Why the public option is a FAIL in the making and no progressive should support it


[Cross posted from Corrente.]

It's simple. You do the math on savings and you look at how the insurance companies are going to behave, given their incentives*. From Bill Moyers Journal on May 25, 2009:

BILL MOYERS: I want to get your thoughts on President Obama's plan. As I read it, it's very difficult, at this moment, to know the details of it.

DR. SIDNEY WOLFE: 'Cause there aren't any details.

BILL MOYERS: There aren't any details. But he seems to be advocating a public option that would compete with the private insurance-driven sector, as a way of lowering the cost. What do you think about it? Is that- am I reading his plan correctly?

DR. DAVID HIMMELSTEIN: Well, most of the cost savings he's talking about are really illusory, I think. And my research group has done most of the research work on administrative costs in health care. And the administrative costs he's talking about saving are a tiny fraction of the potential savings under single-payer. 'Cause hospitals have to keep their bureaucracy, if you're dealing with hundreds of different plans.

Single payer has administrative costs of 3%, vs 30% for CEO salaries and bonuses, profit, and the call centers to deny you care under for profit "health" "insurance." Getting rid of that waste saves $350 billion a year. Since the public option is but one plan among many, you don't get the adminstrative savings. QED.

(Document structure recognition data)
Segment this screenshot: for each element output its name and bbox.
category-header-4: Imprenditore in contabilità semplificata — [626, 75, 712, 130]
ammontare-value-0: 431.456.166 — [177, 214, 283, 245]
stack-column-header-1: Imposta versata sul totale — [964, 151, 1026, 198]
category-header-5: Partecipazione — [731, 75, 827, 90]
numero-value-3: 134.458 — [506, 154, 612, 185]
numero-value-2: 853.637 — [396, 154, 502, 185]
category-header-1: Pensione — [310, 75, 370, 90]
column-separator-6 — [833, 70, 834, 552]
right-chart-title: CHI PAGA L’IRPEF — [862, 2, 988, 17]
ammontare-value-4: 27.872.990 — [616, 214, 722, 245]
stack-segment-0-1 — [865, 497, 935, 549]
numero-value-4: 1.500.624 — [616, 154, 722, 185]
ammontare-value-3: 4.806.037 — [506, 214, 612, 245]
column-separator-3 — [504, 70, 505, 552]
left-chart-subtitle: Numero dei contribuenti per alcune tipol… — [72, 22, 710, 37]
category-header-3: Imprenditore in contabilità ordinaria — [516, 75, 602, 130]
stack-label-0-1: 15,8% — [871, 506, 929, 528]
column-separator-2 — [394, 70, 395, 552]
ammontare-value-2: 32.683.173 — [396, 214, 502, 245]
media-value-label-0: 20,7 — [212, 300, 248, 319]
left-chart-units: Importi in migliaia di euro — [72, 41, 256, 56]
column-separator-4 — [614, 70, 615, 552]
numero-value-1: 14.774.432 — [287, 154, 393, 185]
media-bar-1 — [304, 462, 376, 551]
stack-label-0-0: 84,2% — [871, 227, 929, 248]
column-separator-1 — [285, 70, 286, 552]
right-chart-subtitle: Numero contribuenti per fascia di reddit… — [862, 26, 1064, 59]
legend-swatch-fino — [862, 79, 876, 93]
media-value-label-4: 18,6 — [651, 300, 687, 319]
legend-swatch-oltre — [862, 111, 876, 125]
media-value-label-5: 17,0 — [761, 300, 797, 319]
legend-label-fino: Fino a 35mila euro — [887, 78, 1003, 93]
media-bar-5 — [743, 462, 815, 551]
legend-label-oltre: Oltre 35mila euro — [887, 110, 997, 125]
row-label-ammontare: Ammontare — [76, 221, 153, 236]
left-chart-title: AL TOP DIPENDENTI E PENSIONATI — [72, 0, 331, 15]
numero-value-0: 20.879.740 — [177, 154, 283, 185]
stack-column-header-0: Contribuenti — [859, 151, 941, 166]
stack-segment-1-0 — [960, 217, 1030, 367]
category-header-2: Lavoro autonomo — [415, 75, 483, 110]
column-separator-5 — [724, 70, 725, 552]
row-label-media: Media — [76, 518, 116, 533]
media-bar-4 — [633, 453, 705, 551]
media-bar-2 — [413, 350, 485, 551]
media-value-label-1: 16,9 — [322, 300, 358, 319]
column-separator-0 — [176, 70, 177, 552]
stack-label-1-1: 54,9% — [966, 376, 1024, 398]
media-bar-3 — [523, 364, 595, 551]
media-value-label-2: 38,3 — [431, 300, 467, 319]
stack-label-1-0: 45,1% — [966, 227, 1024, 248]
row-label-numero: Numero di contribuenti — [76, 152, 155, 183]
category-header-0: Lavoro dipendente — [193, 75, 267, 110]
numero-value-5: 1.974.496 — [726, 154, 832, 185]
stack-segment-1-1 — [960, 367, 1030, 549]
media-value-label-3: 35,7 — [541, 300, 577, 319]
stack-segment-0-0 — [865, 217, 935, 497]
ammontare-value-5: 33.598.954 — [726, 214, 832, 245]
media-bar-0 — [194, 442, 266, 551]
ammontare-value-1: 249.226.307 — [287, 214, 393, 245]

* [Exercises]
• A. According to the post on the public option, why would the public option fail to deliver the administrative savings of single payer? Answer in one to three sentences.
• B. Copy the post on the public option word for word, everything from "Why the public" down to "WOLFE: 'Cause there aren't any details.".
The document structure recognition data is material separate from the post on the public option.

* [Expected responses]
• A. The public option is only one plan among many, so those savings don't materialize. Hospitals dealing with hundreds of different plans still have to keep their bureaucracy.

• B.
Why the public option is a FAIL in the making and no progressive should support it


[Cross posted from Corrente.]

It's simple. You do the math on savings and you look at how the insurance companies are going to behave, given their incentives*. From Bill Moyers Journal on May 25, 2009:

BILL MOYERS: I want to get your thoughts on President Obama's plan. As I read it, it's very difficult, at this moment, to know the details of it.

DR. SIDNEY WOLFE: 'Cause there aren't any details.